▶ **WHAT YOU NEED TO DO**:
Go through the records and give each one again exactly.

────

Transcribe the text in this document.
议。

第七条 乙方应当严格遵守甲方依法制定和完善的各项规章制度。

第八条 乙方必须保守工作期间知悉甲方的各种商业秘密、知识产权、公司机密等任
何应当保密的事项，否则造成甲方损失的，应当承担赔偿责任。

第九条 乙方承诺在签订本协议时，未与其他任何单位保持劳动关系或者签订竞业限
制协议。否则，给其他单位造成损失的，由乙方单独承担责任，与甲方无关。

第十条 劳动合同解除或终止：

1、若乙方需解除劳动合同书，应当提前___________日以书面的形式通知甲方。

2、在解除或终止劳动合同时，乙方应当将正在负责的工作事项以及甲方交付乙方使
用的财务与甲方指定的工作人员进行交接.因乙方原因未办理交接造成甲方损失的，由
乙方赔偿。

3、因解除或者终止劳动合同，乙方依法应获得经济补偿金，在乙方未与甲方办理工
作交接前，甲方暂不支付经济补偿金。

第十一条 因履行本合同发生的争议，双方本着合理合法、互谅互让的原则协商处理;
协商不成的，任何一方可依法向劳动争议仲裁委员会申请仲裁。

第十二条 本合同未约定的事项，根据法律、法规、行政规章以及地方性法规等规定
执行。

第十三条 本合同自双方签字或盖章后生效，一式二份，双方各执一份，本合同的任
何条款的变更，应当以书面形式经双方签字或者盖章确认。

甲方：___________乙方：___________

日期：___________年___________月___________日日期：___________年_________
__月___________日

────

▶ **CORRECT ANSWER**:
Transcribe the text in this document.
议。

第七条 乙方应当严格遵守甲方依法制定和完善的各项规章制度。

第八条 乙方必须保守工作期间知悉甲方的各种商业秘密、知识产权、公司机密等任
何应当保密的事项，否则造成甲方损失的，应当承担赔偿责任。

第九条 乙方承诺在签订本协议时，未与其他任何单位保持劳动关系或者签订竞业限
制协议。否则，给其他单位造成损失的，由乙方单独承担责任，与甲方无关。

第十条 劳动合同解除或终止：

1、若乙方需解除劳动合同书，应当提前___________日以书面的形式通知甲方。

2、在解除或终止劳动合同时，乙方应当将正在负责的工作事项以及甲方交付乙方使
用的财务与甲方指定的工作人员进行交接.因乙方原因未办理交接造成甲方损失的，由
乙方赔偿。

3、因解除或者终止劳动合同，乙方依法应获得经济补偿金，在乙方未与甲方办理工
作交接前，甲方暂不支付经济补偿金。

第十一条 因履行本合同发生的争议，双方本着合理合法、互谅互让的原则协商处理;
协商不成的，任何一方可依法向劳动争议仲裁委员会申请仲裁。

第十二条 本合同未约定的事项，根据法律、法规、行政规章以及地方性法规等规定
执行。

第十三条 本合同自双方签字或盖章后生效，一式二份，双方各执一份，本合同的任
何条款的变更，应当以书面形式经双方签字或者盖章确认。

甲方：___________乙方：___________

日期：___________年___________月___________日日期：___________年_________
__月___________日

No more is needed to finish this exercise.